- _PROBLEM STATEMENT_
Copy everything in the data below exactly except the pictures.

* * *

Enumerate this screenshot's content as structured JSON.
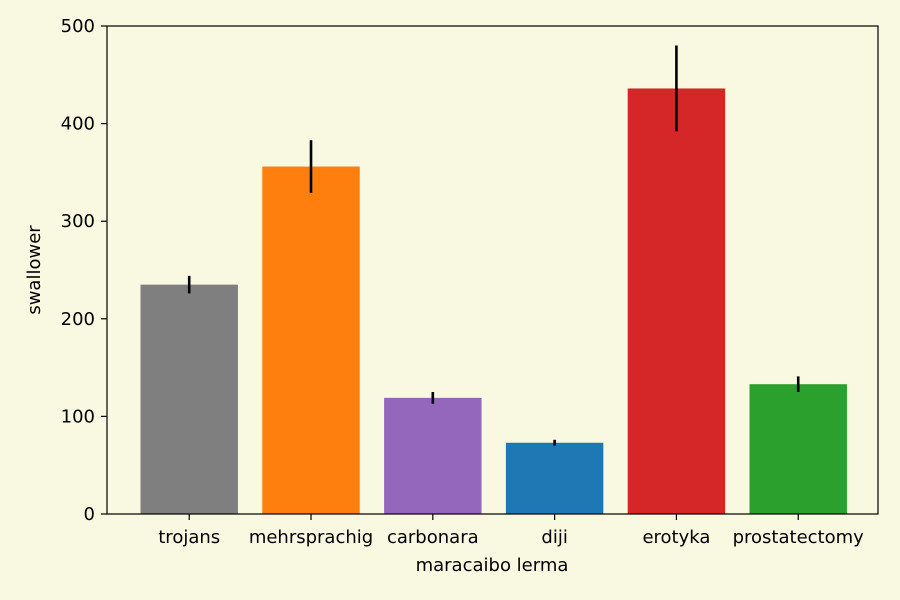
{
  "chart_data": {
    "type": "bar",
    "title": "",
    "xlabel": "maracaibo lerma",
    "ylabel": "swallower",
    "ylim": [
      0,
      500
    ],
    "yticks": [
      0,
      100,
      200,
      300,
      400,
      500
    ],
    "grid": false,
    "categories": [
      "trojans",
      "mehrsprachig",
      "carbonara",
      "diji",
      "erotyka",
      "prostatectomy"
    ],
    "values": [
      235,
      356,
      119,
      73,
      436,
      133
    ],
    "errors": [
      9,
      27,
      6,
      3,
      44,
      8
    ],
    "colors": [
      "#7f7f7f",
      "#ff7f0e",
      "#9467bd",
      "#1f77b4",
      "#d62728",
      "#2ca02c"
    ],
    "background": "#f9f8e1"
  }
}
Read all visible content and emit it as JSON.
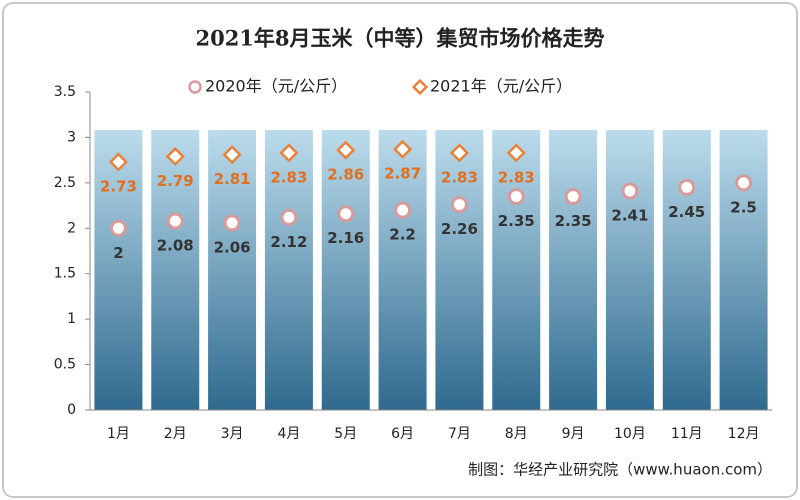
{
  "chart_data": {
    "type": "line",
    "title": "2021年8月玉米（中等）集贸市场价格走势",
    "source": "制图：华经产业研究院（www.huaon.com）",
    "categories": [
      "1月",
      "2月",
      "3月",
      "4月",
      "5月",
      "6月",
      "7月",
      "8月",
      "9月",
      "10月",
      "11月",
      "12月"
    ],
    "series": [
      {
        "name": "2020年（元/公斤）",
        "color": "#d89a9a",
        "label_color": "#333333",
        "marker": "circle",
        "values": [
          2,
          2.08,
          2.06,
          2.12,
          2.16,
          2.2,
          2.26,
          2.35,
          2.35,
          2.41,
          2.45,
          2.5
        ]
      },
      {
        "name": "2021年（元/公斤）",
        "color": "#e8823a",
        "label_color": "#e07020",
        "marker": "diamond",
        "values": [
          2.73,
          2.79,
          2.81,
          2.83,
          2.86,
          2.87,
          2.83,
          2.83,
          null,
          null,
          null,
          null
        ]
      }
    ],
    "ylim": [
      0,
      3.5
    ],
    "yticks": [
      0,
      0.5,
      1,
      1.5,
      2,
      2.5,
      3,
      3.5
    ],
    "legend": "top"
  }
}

* * *

- _OUTPUT OF THE TASK_
Enumerate this screenshot's content as structured JSON.
{
  "chart_data": {
    "type": "bar",
    "title": "",
    "xlabel": "maracaibo lerma",
    "ylabel": "swallower",
    "ylim": [
      0,
      500
    ],
    "yticks": [
      0,
      100,
      200,
      300,
      400,
      500
    ],
    "grid": false,
    "categories": [
      "trojans",
      "mehrsprachig",
      "carbonara",
      "diji",
      "erotyka",
      "prostatectomy"
    ],
    "values": [
      235,
      356,
      119,
      73,
      436,
      133
    ],
    "errors": [
      9,
      27,
      6,
      3,
      44,
      8
    ],
    "colors": [
      "#7f7f7f",
      "#ff7f0e",
      "#9467bd",
      "#1f77b4",
      "#d62728",
      "#2ca02c"
    ],
    "background": "#f9f8e1"
  }
}
Read all visible content and emit it as JSON.
{
  "chart_data": {
    "type": "line",
    "title": "2021年8月玉米（中等）集贸市场价格走势",
    "source": "制图：华经产业研究院（www.huaon.com）",
    "categories": [
      "1月",
      "2月",
      "3月",
      "4月",
      "5月",
      "6月",
      "7月",
      "8月",
      "9月",
      "10月",
      "11月",
      "12月"
    ],
    "series": [
      {
        "name": "2020年（元/公斤）",
        "color": "#d89a9a",
        "label_color": "#333333",
        "marker": "circle",
        "values": [
          2,
          2.08,
          2.06,
          2.12,
          2.16,
          2.2,
          2.26,
          2.35,
          2.35,
          2.41,
          2.45,
          2.5
        ]
      },
      {
        "name": "2021年（元/公斤）",
        "color": "#e8823a",
        "label_color": "#e07020",
        "marker": "diamond",
        "values": [
          2.73,
          2.79,
          2.81,
          2.83,
          2.86,
          2.87,
          2.83,
          2.83,
          null,
          null,
          null,
          null
        ]
      }
    ],
    "ylim": [
      0,
      3.5
    ],
    "yticks": [
      0,
      0.5,
      1,
      1.5,
      2,
      2.5,
      3,
      3.5
    ],
    "legend": "top"
  }
}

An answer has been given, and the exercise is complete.